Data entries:
— Start —

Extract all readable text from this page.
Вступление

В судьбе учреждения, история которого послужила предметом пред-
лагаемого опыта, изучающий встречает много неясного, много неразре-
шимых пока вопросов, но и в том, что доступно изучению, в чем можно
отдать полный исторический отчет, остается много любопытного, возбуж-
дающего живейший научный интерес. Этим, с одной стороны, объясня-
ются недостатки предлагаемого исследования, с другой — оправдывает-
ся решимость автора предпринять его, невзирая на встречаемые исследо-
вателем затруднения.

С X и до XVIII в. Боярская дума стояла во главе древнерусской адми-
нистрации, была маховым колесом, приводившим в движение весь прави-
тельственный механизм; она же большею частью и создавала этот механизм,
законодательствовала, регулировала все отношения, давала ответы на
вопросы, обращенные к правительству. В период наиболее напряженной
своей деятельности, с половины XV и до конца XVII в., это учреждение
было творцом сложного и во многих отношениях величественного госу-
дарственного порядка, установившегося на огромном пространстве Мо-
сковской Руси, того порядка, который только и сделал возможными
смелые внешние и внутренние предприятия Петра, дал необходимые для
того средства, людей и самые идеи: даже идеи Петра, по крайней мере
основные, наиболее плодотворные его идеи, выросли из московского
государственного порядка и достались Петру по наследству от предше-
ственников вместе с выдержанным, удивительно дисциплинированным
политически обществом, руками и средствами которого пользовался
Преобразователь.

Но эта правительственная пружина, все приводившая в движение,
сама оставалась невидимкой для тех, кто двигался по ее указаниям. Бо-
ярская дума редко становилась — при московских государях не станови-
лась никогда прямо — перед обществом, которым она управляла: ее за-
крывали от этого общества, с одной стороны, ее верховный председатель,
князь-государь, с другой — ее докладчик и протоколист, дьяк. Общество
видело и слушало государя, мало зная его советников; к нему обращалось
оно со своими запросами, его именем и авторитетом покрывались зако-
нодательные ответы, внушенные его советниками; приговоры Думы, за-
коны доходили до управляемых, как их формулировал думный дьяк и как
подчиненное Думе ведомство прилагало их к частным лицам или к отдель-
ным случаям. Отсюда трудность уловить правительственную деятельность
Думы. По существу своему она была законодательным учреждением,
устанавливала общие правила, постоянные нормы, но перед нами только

— End —

Short task
From the listing above, extract all records word for word.

Task result
Extract all readable text from this page.
Вступление

В судьбе учреждения, история которого послужила предметом пред-
лагаемого опыта, изучающий встречает много неясного, много неразре-
шимых пока вопросов, но и в том, что доступно изучению, в чем можно
отдать полный исторический отчет, остается много любопытного, возбуж-
дающего живейший научный интерес. Этим, с одной стороны, объясня-
ются недостатки предлагаемого исследования, с другой — оправдывает-
ся решимость автора предпринять его, невзирая на встречаемые исследо-
вателем затруднения.

С X и до XVIII в. Боярская дума стояла во главе древнерусской адми-
нистрации, была маховым колесом, приводившим в движение весь прави-
тельственный механизм; она же большею частью и создавала этот механизм,
законодательствовала, регулировала все отношения, давала ответы на
вопросы, обращенные к правительству. В период наиболее напряженной
своей деятельности, с половины XV и до конца XVII в., это учреждение
было творцом сложного и во многих отношениях величественного госу-
дарственного порядка, установившегося на огромном пространстве Мо-
сковской Руси, того порядка, который только и сделал возможными
смелые внешние и внутренние предприятия Петра, дал необходимые для
того средства, людей и самые идеи: даже идеи Петра, по крайней мере
основные, наиболее плодотворные его идеи, выросли из московского
государственного порядка и достались Петру по наследству от предше-
ственников вместе с выдержанным, удивительно дисциплинированным
политически обществом, руками и средствами которого пользовался
Преобразователь.

Но эта правительственная пружина, все приводившая в движение,
сама оставалась невидимкой для тех, кто двигался по ее указаниям. Бо-
ярская дума редко становилась — при московских государях не станови-
лась никогда прямо — перед обществом, которым она управляла: ее за-
крывали от этого общества, с одной стороны, ее верховный председатель,
князь-государь, с другой — ее докладчик и протоколист, дьяк. Общество
видело и слушало государя, мало зная его советников; к нему обращалось
оно со своими запросами, его именем и авторитетом покрывались зако-
нодательные ответы, внушенные его советниками; приговоры Думы, за-
коны доходили до управляемых, как их формулировал думный дьяк и как
подчиненное Думе ведомство прилагало их к частным лицам или к отдель-
ным случаям. Отсюда трудность уловить правительственную деятельность
Думы. По существу своему она была законодательным учреждением,
устанавливала общие правила, постоянные нормы, но перед нами только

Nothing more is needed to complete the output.